Collected data entries:
========================================================================

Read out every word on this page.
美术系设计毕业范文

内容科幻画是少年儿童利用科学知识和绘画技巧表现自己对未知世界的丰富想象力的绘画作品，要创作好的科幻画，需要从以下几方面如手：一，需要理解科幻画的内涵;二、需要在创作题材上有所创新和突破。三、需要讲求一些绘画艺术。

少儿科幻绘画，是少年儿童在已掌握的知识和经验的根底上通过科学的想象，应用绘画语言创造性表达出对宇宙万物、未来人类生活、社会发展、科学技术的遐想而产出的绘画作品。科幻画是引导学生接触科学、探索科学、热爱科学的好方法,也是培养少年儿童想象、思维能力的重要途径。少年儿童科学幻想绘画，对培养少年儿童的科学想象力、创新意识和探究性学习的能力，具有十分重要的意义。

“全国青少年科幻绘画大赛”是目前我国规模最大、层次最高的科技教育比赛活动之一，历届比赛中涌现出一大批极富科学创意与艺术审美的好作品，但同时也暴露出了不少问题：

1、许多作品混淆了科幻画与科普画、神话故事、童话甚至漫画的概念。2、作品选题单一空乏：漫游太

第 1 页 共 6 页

========================================================================

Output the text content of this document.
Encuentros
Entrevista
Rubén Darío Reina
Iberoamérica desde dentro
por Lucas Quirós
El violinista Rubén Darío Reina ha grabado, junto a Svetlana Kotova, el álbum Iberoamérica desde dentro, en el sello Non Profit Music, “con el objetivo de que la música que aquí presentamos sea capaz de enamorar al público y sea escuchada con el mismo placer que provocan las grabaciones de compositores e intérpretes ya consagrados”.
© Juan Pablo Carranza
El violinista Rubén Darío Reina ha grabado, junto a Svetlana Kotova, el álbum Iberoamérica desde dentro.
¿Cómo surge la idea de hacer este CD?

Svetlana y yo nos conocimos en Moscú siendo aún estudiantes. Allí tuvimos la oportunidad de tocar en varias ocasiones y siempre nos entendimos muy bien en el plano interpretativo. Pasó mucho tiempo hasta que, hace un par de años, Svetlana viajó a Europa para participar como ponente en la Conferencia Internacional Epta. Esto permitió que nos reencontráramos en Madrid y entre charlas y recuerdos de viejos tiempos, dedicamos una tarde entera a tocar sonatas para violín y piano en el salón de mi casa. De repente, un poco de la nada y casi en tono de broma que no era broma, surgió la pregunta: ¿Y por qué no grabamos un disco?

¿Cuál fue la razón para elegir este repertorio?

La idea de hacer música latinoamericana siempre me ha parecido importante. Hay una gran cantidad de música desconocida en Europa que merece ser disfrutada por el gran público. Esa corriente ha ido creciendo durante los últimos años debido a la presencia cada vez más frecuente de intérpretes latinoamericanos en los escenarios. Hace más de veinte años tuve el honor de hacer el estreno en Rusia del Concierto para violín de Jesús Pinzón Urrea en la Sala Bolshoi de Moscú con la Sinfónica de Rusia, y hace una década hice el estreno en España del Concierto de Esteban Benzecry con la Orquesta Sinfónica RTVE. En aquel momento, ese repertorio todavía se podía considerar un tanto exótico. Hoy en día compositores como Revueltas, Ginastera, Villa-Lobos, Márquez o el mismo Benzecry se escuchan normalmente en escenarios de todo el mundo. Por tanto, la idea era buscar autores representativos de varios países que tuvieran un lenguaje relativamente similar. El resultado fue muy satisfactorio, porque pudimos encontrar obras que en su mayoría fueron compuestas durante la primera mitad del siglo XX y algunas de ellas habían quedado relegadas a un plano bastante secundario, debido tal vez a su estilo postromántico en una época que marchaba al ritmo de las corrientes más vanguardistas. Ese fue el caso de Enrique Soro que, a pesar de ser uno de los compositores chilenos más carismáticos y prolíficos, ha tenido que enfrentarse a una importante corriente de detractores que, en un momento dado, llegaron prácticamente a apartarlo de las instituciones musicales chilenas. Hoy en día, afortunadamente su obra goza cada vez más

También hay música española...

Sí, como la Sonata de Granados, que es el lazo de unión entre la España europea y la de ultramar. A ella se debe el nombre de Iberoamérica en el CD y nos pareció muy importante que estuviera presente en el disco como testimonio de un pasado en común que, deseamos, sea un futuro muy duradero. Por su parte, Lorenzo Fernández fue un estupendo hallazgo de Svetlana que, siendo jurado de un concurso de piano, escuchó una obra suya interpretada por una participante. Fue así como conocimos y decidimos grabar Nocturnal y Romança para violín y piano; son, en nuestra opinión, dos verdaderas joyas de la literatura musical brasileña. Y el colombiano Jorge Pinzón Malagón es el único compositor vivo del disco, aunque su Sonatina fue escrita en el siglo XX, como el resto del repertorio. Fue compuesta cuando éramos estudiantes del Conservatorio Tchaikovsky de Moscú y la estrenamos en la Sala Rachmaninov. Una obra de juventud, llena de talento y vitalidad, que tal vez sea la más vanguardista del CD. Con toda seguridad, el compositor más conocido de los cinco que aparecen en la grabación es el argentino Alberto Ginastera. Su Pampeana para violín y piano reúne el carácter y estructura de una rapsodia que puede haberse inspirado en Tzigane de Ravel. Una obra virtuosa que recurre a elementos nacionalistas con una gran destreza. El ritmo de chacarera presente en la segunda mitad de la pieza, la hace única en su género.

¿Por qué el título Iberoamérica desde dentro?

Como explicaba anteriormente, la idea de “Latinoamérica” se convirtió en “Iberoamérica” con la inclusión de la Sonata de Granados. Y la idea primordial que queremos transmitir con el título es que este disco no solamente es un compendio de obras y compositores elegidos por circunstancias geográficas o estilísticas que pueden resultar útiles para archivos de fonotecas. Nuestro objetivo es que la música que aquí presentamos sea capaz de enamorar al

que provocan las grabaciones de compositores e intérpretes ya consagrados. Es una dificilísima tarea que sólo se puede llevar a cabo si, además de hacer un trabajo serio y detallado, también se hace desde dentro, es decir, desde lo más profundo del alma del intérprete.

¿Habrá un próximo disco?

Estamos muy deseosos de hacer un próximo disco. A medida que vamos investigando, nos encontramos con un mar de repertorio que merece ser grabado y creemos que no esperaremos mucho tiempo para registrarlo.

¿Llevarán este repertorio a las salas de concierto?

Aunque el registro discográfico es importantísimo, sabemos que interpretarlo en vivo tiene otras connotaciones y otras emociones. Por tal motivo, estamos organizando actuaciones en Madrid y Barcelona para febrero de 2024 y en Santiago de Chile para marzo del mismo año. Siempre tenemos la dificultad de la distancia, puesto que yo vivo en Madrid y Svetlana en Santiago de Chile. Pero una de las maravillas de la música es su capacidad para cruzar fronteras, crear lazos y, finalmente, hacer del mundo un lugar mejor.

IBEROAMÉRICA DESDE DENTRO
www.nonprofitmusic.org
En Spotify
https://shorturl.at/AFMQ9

========================================================================

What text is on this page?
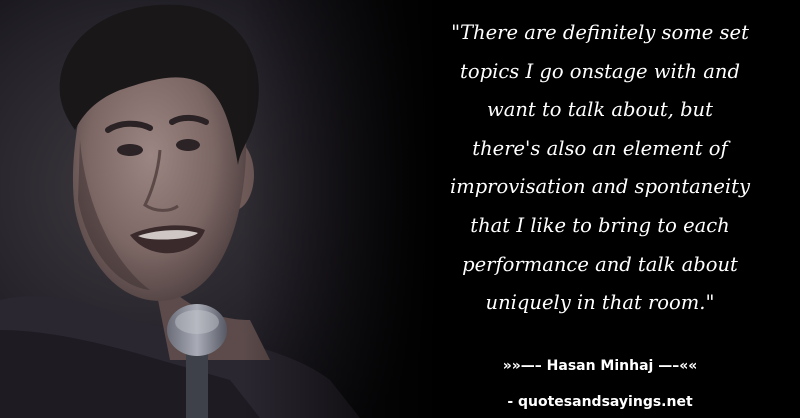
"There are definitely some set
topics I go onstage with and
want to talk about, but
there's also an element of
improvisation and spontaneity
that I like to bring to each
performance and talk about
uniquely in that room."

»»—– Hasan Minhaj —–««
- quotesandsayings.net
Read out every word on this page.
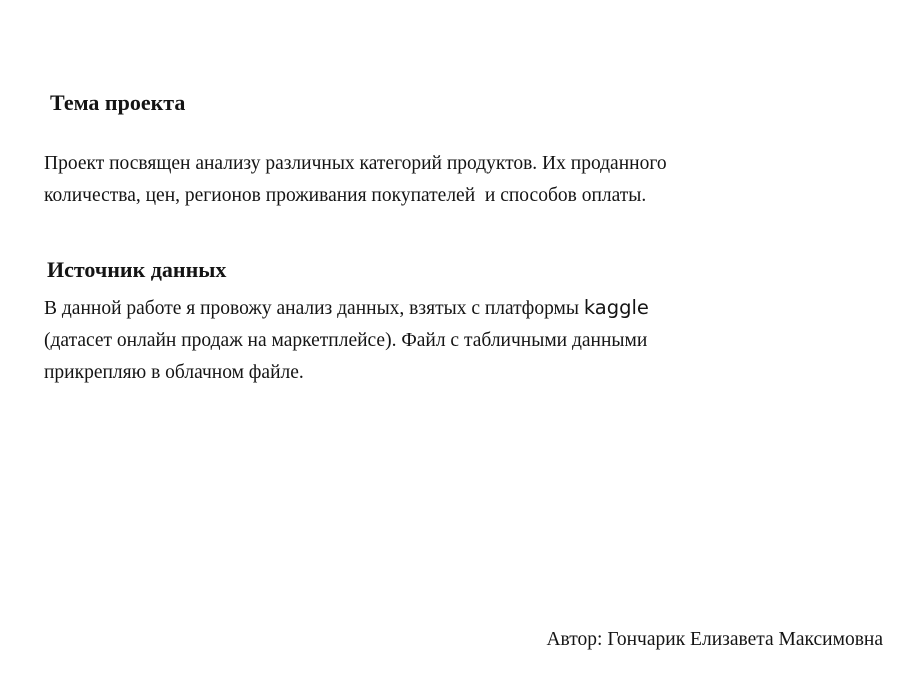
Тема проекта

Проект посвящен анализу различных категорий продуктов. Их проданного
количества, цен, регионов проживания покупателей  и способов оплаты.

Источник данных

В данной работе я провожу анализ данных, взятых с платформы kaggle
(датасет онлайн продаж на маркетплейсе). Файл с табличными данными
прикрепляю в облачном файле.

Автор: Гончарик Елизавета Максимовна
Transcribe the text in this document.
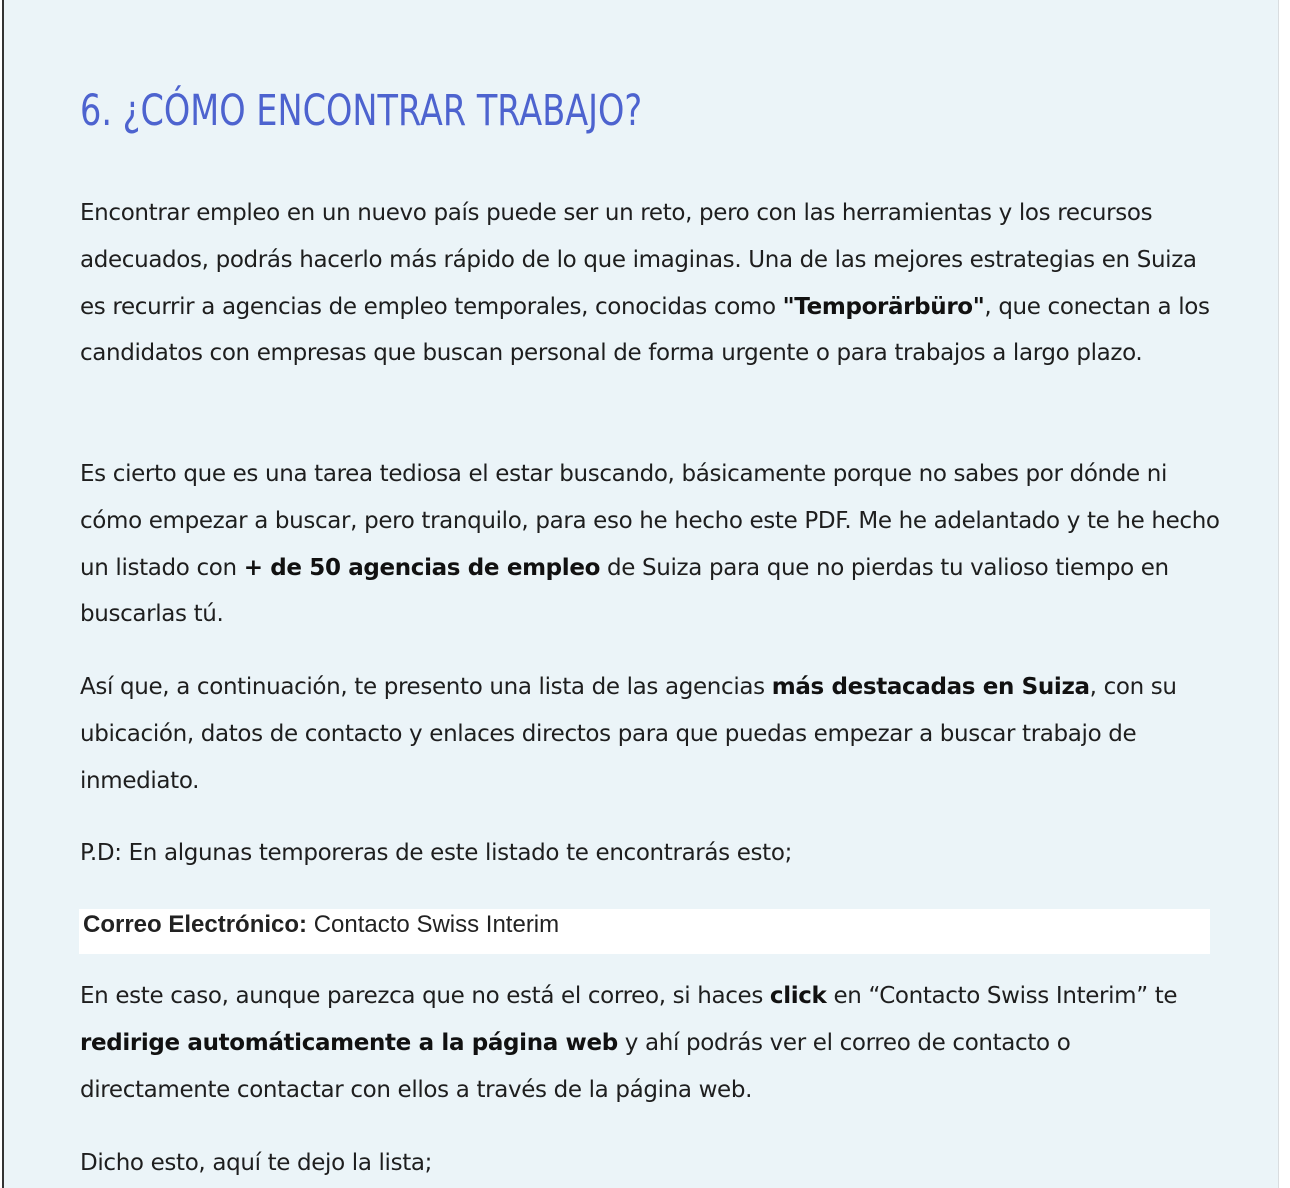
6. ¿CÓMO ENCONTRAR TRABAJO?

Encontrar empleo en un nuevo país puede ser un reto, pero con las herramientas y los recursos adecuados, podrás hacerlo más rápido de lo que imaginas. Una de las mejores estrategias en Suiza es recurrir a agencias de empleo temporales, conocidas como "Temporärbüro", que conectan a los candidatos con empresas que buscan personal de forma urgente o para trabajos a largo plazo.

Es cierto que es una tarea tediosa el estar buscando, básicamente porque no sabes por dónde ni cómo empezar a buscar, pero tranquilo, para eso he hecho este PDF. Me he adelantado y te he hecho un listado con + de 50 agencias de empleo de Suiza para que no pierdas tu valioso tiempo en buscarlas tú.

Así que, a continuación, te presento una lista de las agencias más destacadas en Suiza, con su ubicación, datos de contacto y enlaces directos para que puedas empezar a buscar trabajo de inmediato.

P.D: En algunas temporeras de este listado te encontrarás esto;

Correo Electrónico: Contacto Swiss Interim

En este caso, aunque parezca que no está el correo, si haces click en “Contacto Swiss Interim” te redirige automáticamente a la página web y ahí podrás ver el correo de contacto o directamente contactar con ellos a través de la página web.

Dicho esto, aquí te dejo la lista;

========================================================================

■ Exercise objective
Go through the records and gather the lines that hold "Rubén".

■ Solution to the exercise
Rubén Darío Reina
El violinista Rubén Darío Reina ha grabado, junto a Svetlana Kotova, el álbum Iberoamérica desde dentro, en el sello Non Profit Music, “con el objetivo de que la música que aquí presentamos sea capaz de enamorar al público y sea escuchada con el mismo placer que provocan las grabaciones de compositores e intérpretes ya consagrados”.
El violinista Rubén Darío Reina ha grabado, junto a Svetlana Kotova, el álbum Iberoamérica desde dentro.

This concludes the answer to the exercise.